[Entries taken from a collection]

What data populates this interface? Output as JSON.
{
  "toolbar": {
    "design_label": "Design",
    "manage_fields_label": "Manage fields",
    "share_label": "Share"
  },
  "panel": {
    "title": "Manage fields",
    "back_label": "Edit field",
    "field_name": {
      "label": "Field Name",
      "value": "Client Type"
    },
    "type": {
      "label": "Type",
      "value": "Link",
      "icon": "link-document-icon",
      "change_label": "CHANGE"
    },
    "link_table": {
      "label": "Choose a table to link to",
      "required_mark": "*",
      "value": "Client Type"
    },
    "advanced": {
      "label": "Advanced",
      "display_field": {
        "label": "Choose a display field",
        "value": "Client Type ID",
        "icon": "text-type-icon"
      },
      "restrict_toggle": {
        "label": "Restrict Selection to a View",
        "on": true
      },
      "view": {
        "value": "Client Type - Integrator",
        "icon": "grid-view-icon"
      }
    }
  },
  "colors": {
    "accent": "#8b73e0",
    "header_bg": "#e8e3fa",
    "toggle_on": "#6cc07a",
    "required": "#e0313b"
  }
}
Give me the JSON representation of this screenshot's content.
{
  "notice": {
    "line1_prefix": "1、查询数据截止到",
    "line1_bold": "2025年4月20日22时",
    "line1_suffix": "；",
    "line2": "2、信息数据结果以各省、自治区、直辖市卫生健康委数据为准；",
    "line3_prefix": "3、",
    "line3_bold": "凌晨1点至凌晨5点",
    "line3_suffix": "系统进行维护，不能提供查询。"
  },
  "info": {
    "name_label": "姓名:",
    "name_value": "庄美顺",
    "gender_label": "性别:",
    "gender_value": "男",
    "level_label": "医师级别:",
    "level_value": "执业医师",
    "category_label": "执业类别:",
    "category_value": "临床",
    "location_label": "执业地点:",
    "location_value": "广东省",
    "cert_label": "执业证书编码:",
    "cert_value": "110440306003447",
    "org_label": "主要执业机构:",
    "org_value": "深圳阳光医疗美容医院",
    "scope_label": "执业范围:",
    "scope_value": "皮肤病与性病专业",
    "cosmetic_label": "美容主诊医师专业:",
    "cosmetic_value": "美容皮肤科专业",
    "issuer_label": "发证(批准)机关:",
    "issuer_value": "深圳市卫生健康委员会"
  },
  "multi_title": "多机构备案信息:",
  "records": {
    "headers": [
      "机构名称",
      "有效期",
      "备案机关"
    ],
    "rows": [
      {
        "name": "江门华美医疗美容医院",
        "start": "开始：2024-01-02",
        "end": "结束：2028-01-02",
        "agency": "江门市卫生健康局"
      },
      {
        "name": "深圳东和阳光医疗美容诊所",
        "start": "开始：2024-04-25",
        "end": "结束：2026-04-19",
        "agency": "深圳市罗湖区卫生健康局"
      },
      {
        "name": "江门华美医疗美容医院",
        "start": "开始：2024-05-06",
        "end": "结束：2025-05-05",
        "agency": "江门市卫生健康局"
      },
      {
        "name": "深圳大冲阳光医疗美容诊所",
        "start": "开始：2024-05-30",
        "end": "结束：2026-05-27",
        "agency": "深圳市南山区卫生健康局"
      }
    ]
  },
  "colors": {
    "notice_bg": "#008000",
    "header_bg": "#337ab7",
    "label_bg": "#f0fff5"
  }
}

#### [Requirements]
Reproduce every record above exactly as it appears.

#### [Reply to the exercise]
What data populates this interface? Output as JSON.
{
  "toolbar": {
    "design_label": "Design",
    "manage_fields_label": "Manage fields",
    "share_label": "Share"
  },
  "panel": {
    "title": "Manage fields",
    "back_label": "Edit field",
    "field_name": {
      "label": "Field Name",
      "value": "Client Type"
    },
    "type": {
      "label": "Type",
      "value": "Link",
      "icon": "link-document-icon",
      "change_label": "CHANGE"
    },
    "link_table": {
      "label": "Choose a table to link to",
      "required_mark": "*",
      "value": "Client Type"
    },
    "advanced": {
      "label": "Advanced",
      "display_field": {
        "label": "Choose a display field",
        "value": "Client Type ID",
        "icon": "text-type-icon"
      },
      "restrict_toggle": {
        "label": "Restrict Selection to a View",
        "on": true
      },
      "view": {
        "value": "Client Type - Integrator",
        "icon": "grid-view-icon"
      }
    }
  },
  "colors": {
    "accent": "#8b73e0",
    "header_bg": "#e8e3fa",
    "toggle_on": "#6cc07a",
    "required": "#e0313b"
  }
}
Give me the JSON representation of this screenshot's content.
{
  "notice": {
    "line1_prefix": "1、查询数据截止到",
    "line1_bold": "2025年4月20日22时",
    "line1_suffix": "；",
    "line2": "2、信息数据结果以各省、自治区、直辖市卫生健康委数据为准；",
    "line3_prefix": "3、",
    "line3_bold": "凌晨1点至凌晨5点",
    "line3_suffix": "系统进行维护，不能提供查询。"
  },
  "info": {
    "name_label": "姓名:",
    "name_value": "庄美顺",
    "gender_label": "性别:",
    "gender_value": "男",
    "level_label": "医师级别:",
    "level_value": "执业医师",
    "category_label": "执业类别:",
    "category_value": "临床",
    "location_label": "执业地点:",
    "location_value": "广东省",
    "cert_label": "执业证书编码:",
    "cert_value": "110440306003447",
    "org_label": "主要执业机构:",
    "org_value": "深圳阳光医疗美容医院",
    "scope_label": "执业范围:",
    "scope_value": "皮肤病与性病专业",
    "cosmetic_label": "美容主诊医师专业:",
    "cosmetic_value": "美容皮肤科专业",
    "issuer_label": "发证(批准)机关:",
    "issuer_value": "深圳市卫生健康委员会"
  },
  "multi_title": "多机构备案信息:",
  "records": {
    "headers": [
      "机构名称",
      "有效期",
      "备案机关"
    ],
    "rows": [
      {
        "name": "江门华美医疗美容医院",
        "start": "开始：2024-01-02",
        "end": "结束：2028-01-02",
        "agency": "江门市卫生健康局"
      },
      {
        "name": "深圳东和阳光医疗美容诊所",
        "start": "开始：2024-04-25",
        "end": "结束：2026-04-19",
        "agency": "深圳市罗湖区卫生健康局"
      },
      {
        "name": "江门华美医疗美容医院",
        "start": "开始：2024-05-06",
        "end": "结束：2025-05-05",
        "agency": "江门市卫生健康局"
      },
      {
        "name": "深圳大冲阳光医疗美容诊所",
        "start": "开始：2024-05-30",
        "end": "结束：2026-05-27",
        "agency": "深圳市南山区卫生健康局"
      }
    ]
  },
  "colors": {
    "notice_bg": "#008000",
    "header_bg": "#337ab7",
    "label_bg": "#f0fff5"
  }
}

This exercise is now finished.